### WHAT IS NEEDED
Retype the material word for word.

BEGIN DATA IN THIS EXERCISE

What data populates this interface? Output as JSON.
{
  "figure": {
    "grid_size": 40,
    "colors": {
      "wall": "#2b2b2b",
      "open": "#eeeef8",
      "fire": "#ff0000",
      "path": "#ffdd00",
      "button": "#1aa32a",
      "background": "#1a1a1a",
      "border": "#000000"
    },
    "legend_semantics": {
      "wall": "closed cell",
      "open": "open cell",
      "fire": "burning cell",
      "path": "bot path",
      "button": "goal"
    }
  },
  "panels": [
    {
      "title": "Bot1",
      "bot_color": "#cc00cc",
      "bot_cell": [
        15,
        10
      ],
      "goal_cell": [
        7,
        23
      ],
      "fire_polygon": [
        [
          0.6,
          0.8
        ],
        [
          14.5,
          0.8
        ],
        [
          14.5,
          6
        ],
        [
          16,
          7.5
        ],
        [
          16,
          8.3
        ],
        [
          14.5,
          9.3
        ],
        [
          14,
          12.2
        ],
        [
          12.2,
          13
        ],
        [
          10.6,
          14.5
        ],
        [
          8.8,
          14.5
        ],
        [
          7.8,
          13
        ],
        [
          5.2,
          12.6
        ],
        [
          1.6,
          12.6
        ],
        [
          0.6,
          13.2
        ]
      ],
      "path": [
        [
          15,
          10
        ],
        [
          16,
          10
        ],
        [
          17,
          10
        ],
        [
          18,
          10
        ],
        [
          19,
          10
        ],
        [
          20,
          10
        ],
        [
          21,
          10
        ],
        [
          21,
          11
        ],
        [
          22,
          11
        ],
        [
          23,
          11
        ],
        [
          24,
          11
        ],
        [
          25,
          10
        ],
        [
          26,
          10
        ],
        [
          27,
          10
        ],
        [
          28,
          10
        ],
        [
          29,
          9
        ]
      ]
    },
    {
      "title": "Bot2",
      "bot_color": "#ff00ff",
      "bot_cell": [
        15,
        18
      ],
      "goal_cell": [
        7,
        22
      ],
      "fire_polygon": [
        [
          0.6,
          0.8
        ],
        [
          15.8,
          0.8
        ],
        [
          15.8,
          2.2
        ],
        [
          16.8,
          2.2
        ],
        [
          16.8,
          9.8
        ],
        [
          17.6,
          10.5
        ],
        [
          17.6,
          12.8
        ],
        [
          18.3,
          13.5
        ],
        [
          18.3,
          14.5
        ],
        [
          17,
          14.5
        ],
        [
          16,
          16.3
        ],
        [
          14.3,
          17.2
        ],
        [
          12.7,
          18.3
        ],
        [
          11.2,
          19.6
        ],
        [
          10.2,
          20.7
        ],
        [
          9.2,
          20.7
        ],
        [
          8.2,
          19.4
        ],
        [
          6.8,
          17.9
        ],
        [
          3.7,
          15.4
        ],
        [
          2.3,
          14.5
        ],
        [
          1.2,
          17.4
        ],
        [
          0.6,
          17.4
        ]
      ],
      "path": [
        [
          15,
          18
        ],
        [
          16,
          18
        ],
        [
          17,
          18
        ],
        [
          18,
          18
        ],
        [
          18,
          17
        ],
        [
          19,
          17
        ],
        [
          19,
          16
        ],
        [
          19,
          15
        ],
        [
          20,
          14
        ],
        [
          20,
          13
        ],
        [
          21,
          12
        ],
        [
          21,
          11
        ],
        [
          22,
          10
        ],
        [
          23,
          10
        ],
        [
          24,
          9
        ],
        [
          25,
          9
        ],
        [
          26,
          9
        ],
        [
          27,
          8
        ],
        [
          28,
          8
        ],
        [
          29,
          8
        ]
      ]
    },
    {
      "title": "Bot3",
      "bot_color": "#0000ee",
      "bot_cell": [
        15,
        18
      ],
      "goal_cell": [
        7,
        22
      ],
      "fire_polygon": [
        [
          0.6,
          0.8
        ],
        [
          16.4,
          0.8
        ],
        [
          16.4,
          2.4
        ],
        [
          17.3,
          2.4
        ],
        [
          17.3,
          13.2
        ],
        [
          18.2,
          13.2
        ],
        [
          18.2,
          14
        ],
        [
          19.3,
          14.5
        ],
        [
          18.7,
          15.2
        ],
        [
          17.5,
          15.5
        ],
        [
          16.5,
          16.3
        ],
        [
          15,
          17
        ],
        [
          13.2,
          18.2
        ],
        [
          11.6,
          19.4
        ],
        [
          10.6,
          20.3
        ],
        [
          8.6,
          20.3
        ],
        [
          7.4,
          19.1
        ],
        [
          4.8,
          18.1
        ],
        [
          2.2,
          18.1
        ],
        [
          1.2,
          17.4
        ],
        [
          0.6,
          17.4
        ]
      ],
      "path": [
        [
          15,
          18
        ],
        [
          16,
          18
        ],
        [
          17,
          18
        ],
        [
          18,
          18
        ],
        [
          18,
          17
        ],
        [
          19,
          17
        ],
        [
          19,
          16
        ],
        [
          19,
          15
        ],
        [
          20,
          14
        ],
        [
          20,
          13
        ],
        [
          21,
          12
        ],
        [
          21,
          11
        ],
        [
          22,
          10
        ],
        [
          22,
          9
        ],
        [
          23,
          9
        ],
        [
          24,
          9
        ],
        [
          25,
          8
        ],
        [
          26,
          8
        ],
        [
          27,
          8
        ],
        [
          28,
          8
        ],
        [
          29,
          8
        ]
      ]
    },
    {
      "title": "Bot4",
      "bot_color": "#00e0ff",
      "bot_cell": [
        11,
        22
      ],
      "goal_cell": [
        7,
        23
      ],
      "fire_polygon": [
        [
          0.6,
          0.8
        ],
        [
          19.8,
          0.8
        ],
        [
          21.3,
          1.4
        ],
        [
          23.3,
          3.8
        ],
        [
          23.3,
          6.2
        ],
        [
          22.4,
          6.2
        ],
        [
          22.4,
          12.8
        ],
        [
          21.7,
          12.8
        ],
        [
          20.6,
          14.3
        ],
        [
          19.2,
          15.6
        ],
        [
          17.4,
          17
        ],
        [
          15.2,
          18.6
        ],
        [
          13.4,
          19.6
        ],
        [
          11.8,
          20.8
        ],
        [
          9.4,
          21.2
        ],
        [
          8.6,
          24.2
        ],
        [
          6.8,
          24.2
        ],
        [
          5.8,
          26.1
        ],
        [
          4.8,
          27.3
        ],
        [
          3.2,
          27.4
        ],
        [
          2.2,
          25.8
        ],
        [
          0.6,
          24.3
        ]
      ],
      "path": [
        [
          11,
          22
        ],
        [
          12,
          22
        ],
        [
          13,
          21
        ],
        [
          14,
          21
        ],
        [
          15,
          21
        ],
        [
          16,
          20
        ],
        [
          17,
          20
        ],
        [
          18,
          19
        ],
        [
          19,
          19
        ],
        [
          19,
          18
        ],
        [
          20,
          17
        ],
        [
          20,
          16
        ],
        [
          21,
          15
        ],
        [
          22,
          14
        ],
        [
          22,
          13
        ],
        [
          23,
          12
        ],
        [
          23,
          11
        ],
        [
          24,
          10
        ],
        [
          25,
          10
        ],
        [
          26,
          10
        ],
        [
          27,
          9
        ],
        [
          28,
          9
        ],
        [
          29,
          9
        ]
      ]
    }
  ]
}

END DATA IN THIS EXERCISE

### RESPONSE TO THIS TASK
What data populates this interface? Output as JSON.
{
  "figure": {
    "grid_size": 40,
    "colors": {
      "wall": "#2b2b2b",
      "open": "#eeeef8",
      "fire": "#ff0000",
      "path": "#ffdd00",
      "button": "#1aa32a",
      "background": "#1a1a1a",
      "border": "#000000"
    },
    "legend_semantics": {
      "wall": "closed cell",
      "open": "open cell",
      "fire": "burning cell",
      "path": "bot path",
      "button": "goal"
    }
  },
  "panels": [
    {
      "title": "Bot1",
      "bot_color": "#cc00cc",
      "bot_cell": [
        15,
        10
      ],
      "goal_cell": [
        7,
        23
      ],
      "fire_polygon": [
        [
          0.6,
          0.8
        ],
        [
          14.5,
          0.8
        ],
        [
          14.5,
          6
        ],
        [
          16,
          7.5
        ],
        [
          16,
          8.3
        ],
        [
          14.5,
          9.3
        ],
        [
          14,
          12.2
        ],
        [
          12.2,
          13
        ],
        [
          10.6,
          14.5
        ],
        [
          8.8,
          14.5
        ],
        [
          7.8,
          13
        ],
        [
          5.2,
          12.6
        ],
        [
          1.6,
          12.6
        ],
        [
          0.6,
          13.2
        ]
      ],
      "path": [
        [
          15,
          10
        ],
        [
          16,
          10
        ],
        [
          17,
          10
        ],
        [
          18,
          10
        ],
        [
          19,
          10
        ],
        [
          20,
          10
        ],
        [
          21,
          10
        ],
        [
          21,
          11
        ],
        [
          22,
          11
        ],
        [
          23,
          11
        ],
        [
          24,
          11
        ],
        [
          25,
          10
        ],
        [
          26,
          10
        ],
        [
          27,
          10
        ],
        [
          28,
          10
        ],
        [
          29,
          9
        ]
      ]
    },
    {
      "title": "Bot2",
      "bot_color": "#ff00ff",
      "bot_cell": [
        15,
        18
      ],
      "goal_cell": [
        7,
        22
      ],
      "fire_polygon": [
        [
          0.6,
          0.8
        ],
        [
          15.8,
          0.8
        ],
        [
          15.8,
          2.2
        ],
        [
          16.8,
          2.2
        ],
        [
          16.8,
          9.8
        ],
        [
          17.6,
          10.5
        ],
        [
          17.6,
          12.8
        ],
        [
          18.3,
          13.5
        ],
        [
          18.3,
          14.5
        ],
        [
          17,
          14.5
        ],
        [
          16,
          16.3
        ],
        [
          14.3,
          17.2
        ],
        [
          12.7,
          18.3
        ],
        [
          11.2,
          19.6
        ],
        [
          10.2,
          20.7
        ],
        [
          9.2,
          20.7
        ],
        [
          8.2,
          19.4
        ],
        [
          6.8,
          17.9
        ],
        [
          3.7,
          15.4
        ],
        [
          2.3,
          14.5
        ],
        [
          1.2,
          17.4
        ],
        [
          0.6,
          17.4
        ]
      ],
      "path": [
        [
          15,
          18
        ],
        [
          16,
          18
        ],
        [
          17,
          18
        ],
        [
          18,
          18
        ],
        [
          18,
          17
        ],
        [
          19,
          17
        ],
        [
          19,
          16
        ],
        [
          19,
          15
        ],
        [
          20,
          14
        ],
        [
          20,
          13
        ],
        [
          21,
          12
        ],
        [
          21,
          11
        ],
        [
          22,
          10
        ],
        [
          23,
          10
        ],
        [
          24,
          9
        ],
        [
          25,
          9
        ],
        [
          26,
          9
        ],
        [
          27,
          8
        ],
        [
          28,
          8
        ],
        [
          29,
          8
        ]
      ]
    },
    {
      "title": "Bot3",
      "bot_color": "#0000ee",
      "bot_cell": [
        15,
        18
      ],
      "goal_cell": [
        7,
        22
      ],
      "fire_polygon": [
        [
          0.6,
          0.8
        ],
        [
          16.4,
          0.8
        ],
        [
          16.4,
          2.4
        ],
        [
          17.3,
          2.4
        ],
        [
          17.3,
          13.2
        ],
        [
          18.2,
          13.2
        ],
        [
          18.2,
          14
        ],
        [
          19.3,
          14.5
        ],
        [
          18.7,
          15.2
        ],
        [
          17.5,
          15.5
        ],
        [
          16.5,
          16.3
        ],
        [
          15,
          17
        ],
        [
          13.2,
          18.2
        ],
        [
          11.6,
          19.4
        ],
        [
          10.6,
          20.3
        ],
        [
          8.6,
          20.3
        ],
        [
          7.4,
          19.1
        ],
        [
          4.8,
          18.1
        ],
        [
          2.2,
          18.1
        ],
        [
          1.2,
          17.4
        ],
        [
          0.6,
          17.4
        ]
      ],
      "path": [
        [
          15,
          18
        ],
        [
          16,
          18
        ],
        [
          17,
          18
        ],
        [
          18,
          18
        ],
        [
          18,
          17
        ],
        [
          19,
          17
        ],
        [
          19,
          16
        ],
        [
          19,
          15
        ],
        [
          20,
          14
        ],
        [
          20,
          13
        ],
        [
          21,
          12
        ],
        [
          21,
          11
        ],
        [
          22,
          10
        ],
        [
          22,
          9
        ],
        [
          23,
          9
        ],
        [
          24,
          9
        ],
        [
          25,
          8
        ],
        [
          26,
          8
        ],
        [
          27,
          8
        ],
        [
          28,
          8
        ],
        [
          29,
          8
        ]
      ]
    },
    {
      "title": "Bot4",
      "bot_color": "#00e0ff",
      "bot_cell": [
        11,
        22
      ],
      "goal_cell": [
        7,
        23
      ],
      "fire_polygon": [
        [
          0.6,
          0.8
        ],
        [
          19.8,
          0.8
        ],
        [
          21.3,
          1.4
        ],
        [
          23.3,
          3.8
        ],
        [
          23.3,
          6.2
        ],
        [
          22.4,
          6.2
        ],
        [
          22.4,
          12.8
        ],
        [
          21.7,
          12.8
        ],
        [
          20.6,
          14.3
        ],
        [
          19.2,
          15.6
        ],
        [
          17.4,
          17
        ],
        [
          15.2,
          18.6
        ],
        [
          13.4,
          19.6
        ],
        [
          11.8,
          20.8
        ],
        [
          9.4,
          21.2
        ],
        [
          8.6,
          24.2
        ],
        [
          6.8,
          24.2
        ],
        [
          5.8,
          26.1
        ],
        [
          4.8,
          27.3
        ],
        [
          3.2,
          27.4
        ],
        [
          2.2,
          25.8
        ],
        [
          0.6,
          24.3
        ]
      ],
      "path": [
        [
          11,
          22
        ],
        [
          12,
          22
        ],
        [
          13,
          21
        ],
        [
          14,
          21
        ],
        [
          15,
          21
        ],
        [
          16,
          20
        ],
        [
          17,
          20
        ],
        [
          18,
          19
        ],
        [
          19,
          19
        ],
        [
          19,
          18
        ],
        [
          20,
          17
        ],
        [
          20,
          16
        ],
        [
          21,
          15
        ],
        [
          22,
          14
        ],
        [
          22,
          13
        ],
        [
          23,
          12
        ],
        [
          23,
          11
        ],
        [
          24,
          10
        ],
        [
          25,
          10
        ],
        [
          26,
          10
        ],
        [
          27,
          9
        ],
        [
          28,
          9
        ],
        [
          29,
          9
        ]
      ]
    }
  ]
}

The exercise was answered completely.